→ **STATED EXERCISE**
Copy out the lines that have "pump" in them.

* Start DATA LISTING *

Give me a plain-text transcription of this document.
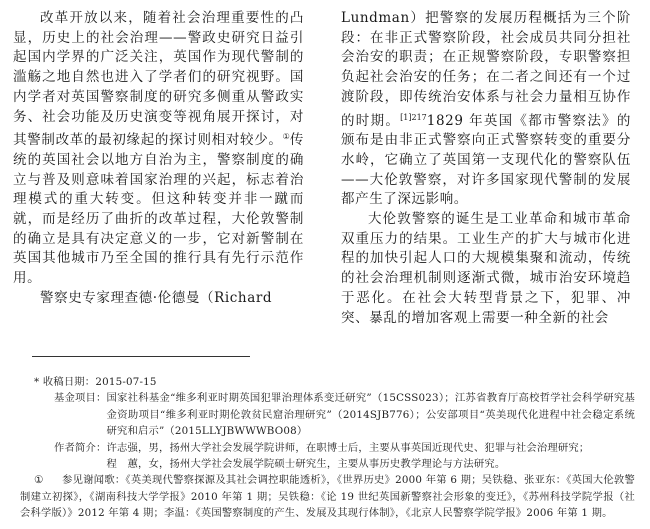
改革开放以来，随着社会治理重要性的凸显，历史上的社会治理——警政史研究日益引起国内学界的广泛关注，英国作为现代警制的滥觞之地自然也进入了学者们的研究视野。国内学者对英国警察制度的研究多侧重从警政实务、社会功能及历史演变等视角展开探讨，对其警制改革的最初缘起的探讨则相对较少。①传统的英国社会以地方自治为主，警察制度的确立与普及则意味着国家治理的兴起，标志着治理模式的重大转变。但这种转变并非一蹴而就，而是经历了曲折的改革过程，大伦敦警制的确立是具有决定意义的一步，它对新警制在英国其他城市乃至全国的推行具有先行示范作用。

警察史专家理查德·伦德曼（Richard

Lundman）把警察的发展历程概括为三个阶段：在非正式警察阶段，社会成员共同分担社会治安的职责；在正规警察阶段，专职警察担负起社会治安的任务；在二者之间还有一个过渡阶段，即传统治安体系与社会力量相互协作的时期。$^{[1]217}$1829 年英国《都市警察法》的颁布是由非正式警察向正式警察转变的重要分水岭，它确立了英国第一支现代化的警察队伍——大伦敦警察，对许多国家现代警制的发展都产生了深远影响。

大伦敦警察的诞生是工业革命和城市革命双重压力的结果。工业生产的扩大与城市化进程的加快引起人口的大规模集聚和流动，传统的社会治理机制则逐渐式微，城市治安环境趋于恶化。在社会大转型背景之下，犯罪、冲突、暴乱的增加客观上需要一种全新的社会

* 收稿日期： 2015-07-15
基金项目： 国家社科基金“维多利亚时期英国犯罪治理体系变迁研究”（15CSS023）；江苏省教育厅高校哲学社会科学研究基金资助项目“维多利亚时期伦敦贫民窟治理研究”（2014SJB776）；公安部项目“英美现代化进程中社会稳定系统研究和启示”（2015LLYJBWWWBO08）
作者简介： 许志强，男，扬州大学社会发展学院讲师，在职博士后，主要从事英国近现代史、犯罪与社会治理研究；
程　蕙，女，扬州大学社会发展学院硕士研究生，主要从事历史教学理论与方法研究。
① 参见谢闻歌：《英美现代警察探源及其社会调控职能透析》，《世界历史》2000 年第 6 期；吴铁稳、张亚东：《英国大伦敦警制建立初探》，《湖南科技大学学报》2010 年第 1 期；吴铁稳：《论 19 世纪英国新警察社会形象的变迁》，《苏州科技学院学报（社会科学版）》2012 年第 4 期；李温：《英国警察制度的产生、发展及其现行体制》，《北京人民警察学院学报》2006 年第 1 期。
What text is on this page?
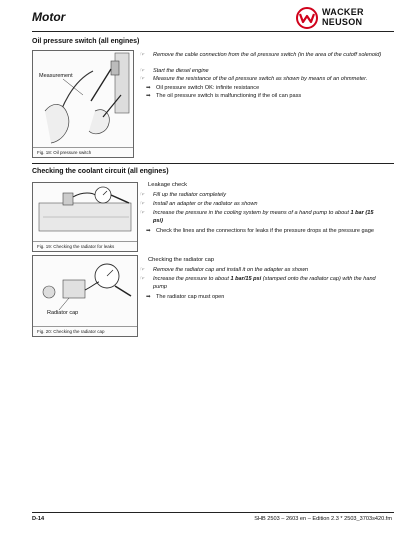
Motor	WACKER
NEUSON
Oil pressure switch (all engines)
Measurement
Fig. 18: Oil pressure switch
☞	Remove the cable connection from the oil pressure switch (in the area of the cutoff solenoid)
☞	Start the diesel engine
☞	Measure the resistance of the oil pressure switch as shown by means of an ohmmeter.
➡ Oil pressure switch OK: infinite resistance
➡ The oil pressure switch is malfunctioning if the oil can pass
Checking the coolant circuit (all engines)
Fig. 19: Checking the radiator for leaks
Leakage check
☞	Fill up the radiator completely
☞	Install an adapter or the radiator as shown
☞	Increase the pressure in the cooling system by means of a hand pump to about 1 bar (15 psi)
➡ Check the lines and the connections for leaks if the pressure drops at the pressure gage
Radiator cap
Fig. 20: Checking the radiator cap
Checking the radiator cap
☞	Remove the radiator cap and install it on the adapter as shown
☞	Increase the pressure to about 1 bar/15 psi (stamped onto the radiator cap) with the hand pump
➡ The radiator cap must open
D-14	SHB 2503 – 2603 en – Edition 2.3 * 2503_3703s420.fm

* End DATA LISTING *

→ **THE COMPLETED TASK**
☞	Increase the pressure in the cooling system by means of a hand pump to about 1 bar (15 psi)
☞	Increase the pressure to about 1 bar/15 psi (stamped onto the radiator cap) with the hand pump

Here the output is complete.